[Entries taken from a collection]
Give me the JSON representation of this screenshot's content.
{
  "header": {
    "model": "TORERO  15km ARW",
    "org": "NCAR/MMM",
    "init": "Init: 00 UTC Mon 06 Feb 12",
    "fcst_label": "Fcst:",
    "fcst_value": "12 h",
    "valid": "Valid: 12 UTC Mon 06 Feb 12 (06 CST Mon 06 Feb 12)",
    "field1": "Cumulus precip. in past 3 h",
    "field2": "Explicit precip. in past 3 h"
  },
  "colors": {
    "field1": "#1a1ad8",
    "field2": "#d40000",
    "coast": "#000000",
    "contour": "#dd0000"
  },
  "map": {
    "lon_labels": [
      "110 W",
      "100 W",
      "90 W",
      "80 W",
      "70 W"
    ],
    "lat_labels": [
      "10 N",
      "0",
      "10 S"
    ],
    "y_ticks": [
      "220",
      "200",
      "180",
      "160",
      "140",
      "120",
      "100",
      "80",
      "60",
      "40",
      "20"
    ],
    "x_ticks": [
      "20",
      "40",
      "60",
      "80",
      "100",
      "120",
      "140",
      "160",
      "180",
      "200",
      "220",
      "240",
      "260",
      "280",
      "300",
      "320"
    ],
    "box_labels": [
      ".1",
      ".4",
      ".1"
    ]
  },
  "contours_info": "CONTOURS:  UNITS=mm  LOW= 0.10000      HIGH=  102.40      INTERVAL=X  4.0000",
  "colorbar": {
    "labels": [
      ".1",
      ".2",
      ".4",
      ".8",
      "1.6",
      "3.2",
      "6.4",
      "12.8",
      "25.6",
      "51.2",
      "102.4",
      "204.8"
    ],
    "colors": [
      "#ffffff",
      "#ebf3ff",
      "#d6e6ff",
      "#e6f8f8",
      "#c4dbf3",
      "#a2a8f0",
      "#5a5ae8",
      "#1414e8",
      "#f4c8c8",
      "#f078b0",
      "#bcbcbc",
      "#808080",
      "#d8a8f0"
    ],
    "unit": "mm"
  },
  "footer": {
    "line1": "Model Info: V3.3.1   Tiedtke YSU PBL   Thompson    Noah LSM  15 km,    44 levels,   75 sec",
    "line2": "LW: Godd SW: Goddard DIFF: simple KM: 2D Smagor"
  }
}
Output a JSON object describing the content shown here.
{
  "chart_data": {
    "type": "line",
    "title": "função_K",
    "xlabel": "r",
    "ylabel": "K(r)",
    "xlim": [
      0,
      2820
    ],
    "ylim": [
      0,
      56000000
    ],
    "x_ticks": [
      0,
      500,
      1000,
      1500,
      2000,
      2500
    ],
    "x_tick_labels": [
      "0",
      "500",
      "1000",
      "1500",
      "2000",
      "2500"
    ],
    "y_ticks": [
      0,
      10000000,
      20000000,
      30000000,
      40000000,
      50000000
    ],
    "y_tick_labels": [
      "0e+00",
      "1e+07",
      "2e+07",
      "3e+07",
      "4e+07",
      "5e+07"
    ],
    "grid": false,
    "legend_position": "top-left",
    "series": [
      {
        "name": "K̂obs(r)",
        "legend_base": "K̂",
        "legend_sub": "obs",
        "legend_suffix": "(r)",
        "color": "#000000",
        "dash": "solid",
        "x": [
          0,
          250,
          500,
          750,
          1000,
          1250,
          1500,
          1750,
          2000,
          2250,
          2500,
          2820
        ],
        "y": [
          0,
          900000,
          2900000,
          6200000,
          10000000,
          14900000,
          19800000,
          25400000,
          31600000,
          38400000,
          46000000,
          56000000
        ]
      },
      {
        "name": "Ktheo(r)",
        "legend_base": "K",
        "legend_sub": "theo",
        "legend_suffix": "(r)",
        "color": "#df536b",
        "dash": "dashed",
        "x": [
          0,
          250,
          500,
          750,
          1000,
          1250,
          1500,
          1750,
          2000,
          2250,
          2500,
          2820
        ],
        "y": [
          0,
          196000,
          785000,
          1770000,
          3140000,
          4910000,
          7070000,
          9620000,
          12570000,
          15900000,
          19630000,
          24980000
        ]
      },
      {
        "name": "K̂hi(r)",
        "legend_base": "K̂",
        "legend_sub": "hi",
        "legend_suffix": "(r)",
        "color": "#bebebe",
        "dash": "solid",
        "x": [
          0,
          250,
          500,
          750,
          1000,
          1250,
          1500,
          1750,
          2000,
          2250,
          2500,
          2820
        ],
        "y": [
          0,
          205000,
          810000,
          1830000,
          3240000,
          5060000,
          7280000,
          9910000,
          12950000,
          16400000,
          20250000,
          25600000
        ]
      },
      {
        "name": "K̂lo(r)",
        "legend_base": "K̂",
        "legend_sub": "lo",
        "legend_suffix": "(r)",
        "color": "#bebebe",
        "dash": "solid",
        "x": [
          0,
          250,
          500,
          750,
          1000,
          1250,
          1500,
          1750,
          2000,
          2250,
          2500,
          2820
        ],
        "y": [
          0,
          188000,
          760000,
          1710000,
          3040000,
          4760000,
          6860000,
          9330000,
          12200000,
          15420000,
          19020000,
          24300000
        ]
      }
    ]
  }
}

• [SET EXERCISE] Identify every line above with the string "past" in it. Copy those lines.

• [FULL ANSWER]
    "field1": "Cumulus precip. in past 3 h",
    "field2": "Explicit precip. in past 3 h"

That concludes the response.